▶
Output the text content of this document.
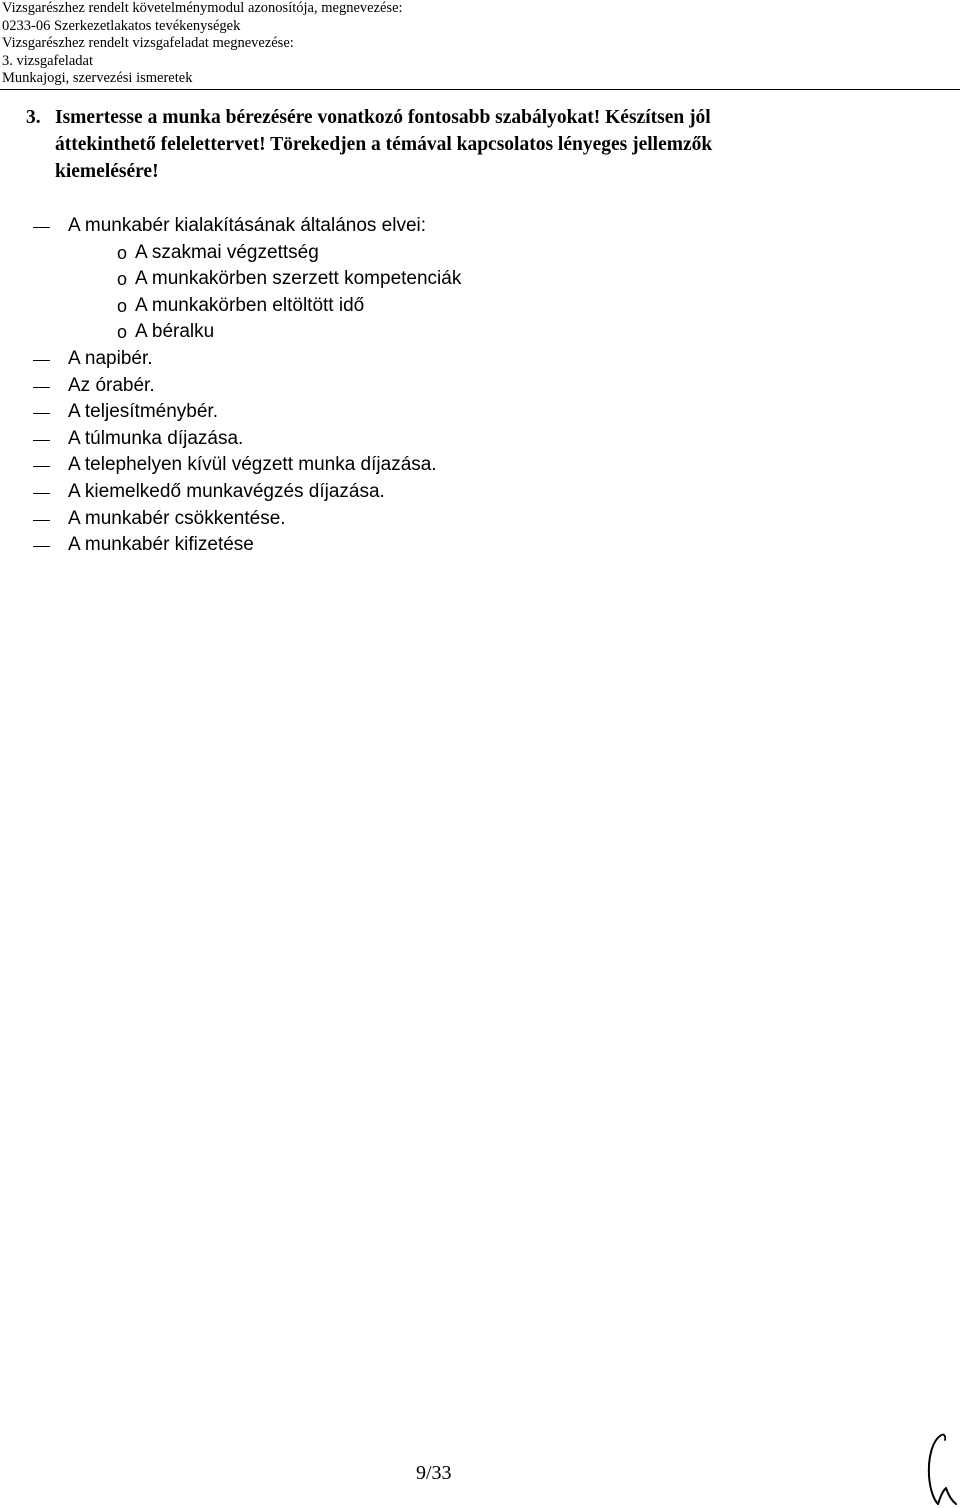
Vizsgarészhez rendelt követelménymodul azonosítója, megnevezése:
0233-06 Szerkezetlakatos tevékenységek
Vizsgarészhez rendelt vizsgafeladat megnevezése:
3. vizsgafeladat
Munkajogi, szervezési ismeretek
3. Ismertesse a munka bérezésére vonatkozó fontosabb szabályokat! Készítsen jól
áttekinthető felelettervet! Törekedjen a témával kapcsolatos lényeges jellemzők
kiemelésére!
A munkabér kialakításának általános elvei:
o A szakmai végzettség
o A munkakörben szerzett kompetenciák
o A munkakörben eltöltött idő
o A béralku
A napibér.
Az órabér.
A teljesítménybér.
A túlmunka díjazása.
A telephelyen kívül végzett munka díjazása.
A kiemelkedő munkavégzés díjazása.
A munkabér csökkentése.
A munkabér kifizetése
9/33
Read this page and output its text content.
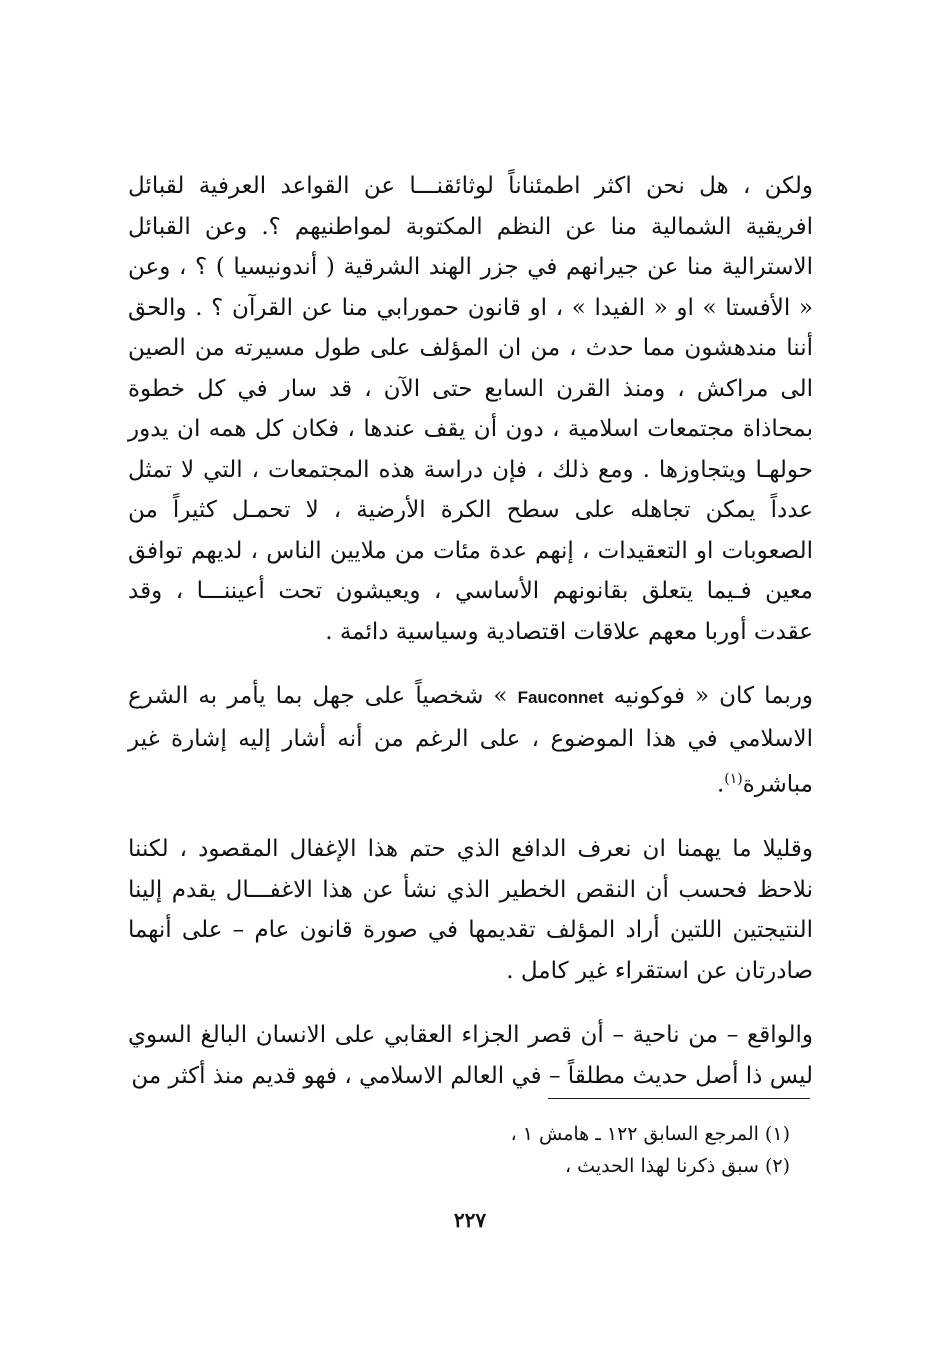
ولكن ، هل نحن اكثر اطمئناناً لوثائقنـــا عن القواعد العرفية لقبائل افريقية الشمالية منا عن النظم المكتوبة لمواطنيهم ؟. وعن القبائل الاسترالية منا عن جيرانهم في جزر الهند الشرقية ( أندونيسيا ) ؟ ، وعن « الأفستا » او « الفيدا » ، او قانون حمورابي منا عن القرآن ؟ . والحق أننا مندهشون مما حدث ، من ان المؤلف على طول مسيرته من الصين الى مراكش ، ومنذ القرن السابع حتى الآن ، قد سار في كل خطوة بمحاذاة مجتمعات اسلامية ، دون أن يقف عندها ، فكان كل همه ان يدور حولهـا ويتجاوزها . ومع ذلك ، فإن دراسة هذه المجتمعات ، التي لا تمثل عدداً يمكن تجاهله على سطح الكرة الأرضية ، لا تحمـل كثيراً من الصعوبات او التعقيدات ، إنهم عدة مئات من ملايين الناس ، لديهم توافق معين فـيما يتعلق بقانونهم الأساسي ، ويعيشون تحت أعيننـــا ، وقد عقدت أوربا معهم علاقات اقتصادية وسياسية دائمة .

وربما كان « فوكونيه Fauconnet » شخصياً على جهل بما يأمر به الشرع الاسلامي في هذا الموضوع ، على الرغم من أنه أشار إليه إشارة غير مباشرة$^{(١)}$.

وقليلا ما يهمنا ان نعرف الدافع الذي حتم هذا الإغفال المقصود ، لكننا نلاحظ فحسب أن النقص الخطير الذي نشأ عن هذا الاغفـــال يقدم إلينا النتيجتين اللتين أراد المؤلف تقديمها في صورة قانون عام – على أنهما صادرتان عن استقراء غير كامل .

والواقع – من ناحية – أن قصر الجزاء العقابي على الانسان البالغ السوي ليس ذا أصل حديث مطلقاً – في العالم الاسلامي ، فهو قديم منذ أكثر من

(١) المرجع السابق ١٢٢ ـ هامش ١ ،

(٢) سبق ذكرنا لهذا الحديث ،

٢٢٧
◀
Show each line in the entries that holds the string "this".

Output the text content of this document.
Read this page and output its text content.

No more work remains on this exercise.